STATED GOAL -> Copy every line that contains the string "CourseNumber" from the entries below.

RECORD SET ->
══════════
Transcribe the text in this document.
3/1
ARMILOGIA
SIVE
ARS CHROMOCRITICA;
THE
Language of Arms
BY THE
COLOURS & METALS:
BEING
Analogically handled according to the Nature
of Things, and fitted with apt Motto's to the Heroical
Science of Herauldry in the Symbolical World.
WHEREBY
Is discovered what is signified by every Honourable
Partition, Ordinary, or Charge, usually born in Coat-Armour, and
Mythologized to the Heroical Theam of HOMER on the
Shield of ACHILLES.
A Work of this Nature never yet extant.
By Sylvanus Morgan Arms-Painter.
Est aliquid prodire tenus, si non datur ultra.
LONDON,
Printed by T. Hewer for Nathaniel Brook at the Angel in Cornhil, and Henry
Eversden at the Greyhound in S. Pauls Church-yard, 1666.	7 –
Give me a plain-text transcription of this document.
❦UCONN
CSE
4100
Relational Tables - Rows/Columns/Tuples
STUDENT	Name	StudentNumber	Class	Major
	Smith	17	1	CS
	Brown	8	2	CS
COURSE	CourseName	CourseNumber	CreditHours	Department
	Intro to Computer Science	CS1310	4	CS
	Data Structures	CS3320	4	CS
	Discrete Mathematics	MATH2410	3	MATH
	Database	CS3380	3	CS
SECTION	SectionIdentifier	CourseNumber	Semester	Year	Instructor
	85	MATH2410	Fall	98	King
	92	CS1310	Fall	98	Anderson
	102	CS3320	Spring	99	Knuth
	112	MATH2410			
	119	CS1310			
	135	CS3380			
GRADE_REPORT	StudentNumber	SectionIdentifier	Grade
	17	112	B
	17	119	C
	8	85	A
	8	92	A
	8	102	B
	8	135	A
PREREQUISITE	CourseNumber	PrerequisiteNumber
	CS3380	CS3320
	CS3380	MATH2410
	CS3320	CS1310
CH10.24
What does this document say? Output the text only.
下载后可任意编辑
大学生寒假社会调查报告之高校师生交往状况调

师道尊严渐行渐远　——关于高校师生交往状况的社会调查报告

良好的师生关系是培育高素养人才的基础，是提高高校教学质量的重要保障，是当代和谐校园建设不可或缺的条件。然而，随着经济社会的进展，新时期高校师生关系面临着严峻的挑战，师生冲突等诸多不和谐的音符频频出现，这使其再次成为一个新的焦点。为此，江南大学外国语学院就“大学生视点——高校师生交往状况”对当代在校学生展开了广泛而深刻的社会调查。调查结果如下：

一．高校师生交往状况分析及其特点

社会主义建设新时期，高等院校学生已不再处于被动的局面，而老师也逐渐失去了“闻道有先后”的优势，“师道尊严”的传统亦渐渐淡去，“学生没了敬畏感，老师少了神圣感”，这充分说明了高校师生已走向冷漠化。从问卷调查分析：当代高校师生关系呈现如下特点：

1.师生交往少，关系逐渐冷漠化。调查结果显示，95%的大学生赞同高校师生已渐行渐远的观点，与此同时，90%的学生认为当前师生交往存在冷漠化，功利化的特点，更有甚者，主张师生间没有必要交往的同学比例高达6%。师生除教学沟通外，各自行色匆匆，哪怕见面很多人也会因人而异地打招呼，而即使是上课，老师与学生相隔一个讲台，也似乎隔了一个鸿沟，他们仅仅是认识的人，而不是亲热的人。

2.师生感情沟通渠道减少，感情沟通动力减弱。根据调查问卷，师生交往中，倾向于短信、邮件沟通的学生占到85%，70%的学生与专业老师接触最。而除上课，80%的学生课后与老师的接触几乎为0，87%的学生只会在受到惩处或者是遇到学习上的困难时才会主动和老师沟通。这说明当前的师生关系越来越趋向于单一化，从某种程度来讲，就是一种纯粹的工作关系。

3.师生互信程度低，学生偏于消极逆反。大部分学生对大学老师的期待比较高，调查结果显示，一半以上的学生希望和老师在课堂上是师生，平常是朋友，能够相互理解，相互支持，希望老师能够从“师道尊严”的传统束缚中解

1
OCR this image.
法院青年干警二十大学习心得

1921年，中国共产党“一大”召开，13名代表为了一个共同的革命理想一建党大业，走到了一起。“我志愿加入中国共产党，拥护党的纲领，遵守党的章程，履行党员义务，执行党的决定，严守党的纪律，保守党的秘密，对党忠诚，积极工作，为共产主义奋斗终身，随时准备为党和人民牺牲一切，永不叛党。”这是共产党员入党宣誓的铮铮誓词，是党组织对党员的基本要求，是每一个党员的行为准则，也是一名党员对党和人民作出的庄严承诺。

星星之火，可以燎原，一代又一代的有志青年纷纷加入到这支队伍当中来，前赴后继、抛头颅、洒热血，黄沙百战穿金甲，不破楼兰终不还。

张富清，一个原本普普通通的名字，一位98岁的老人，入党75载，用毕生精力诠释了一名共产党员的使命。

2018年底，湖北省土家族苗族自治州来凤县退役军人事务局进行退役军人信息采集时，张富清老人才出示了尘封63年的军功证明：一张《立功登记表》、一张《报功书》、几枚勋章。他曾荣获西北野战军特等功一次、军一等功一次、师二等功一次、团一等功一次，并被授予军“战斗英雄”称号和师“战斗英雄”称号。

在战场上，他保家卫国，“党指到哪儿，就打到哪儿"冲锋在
══════════
OUTPUT FOR THIS TASK ->
COURSE	CourseName	CourseNumber	CreditHours	Department
SECTION	SectionIdentifier	CourseNumber	Semester	Year	Instructor
PREREQUISITE	CourseNumber	PrerequisiteNumber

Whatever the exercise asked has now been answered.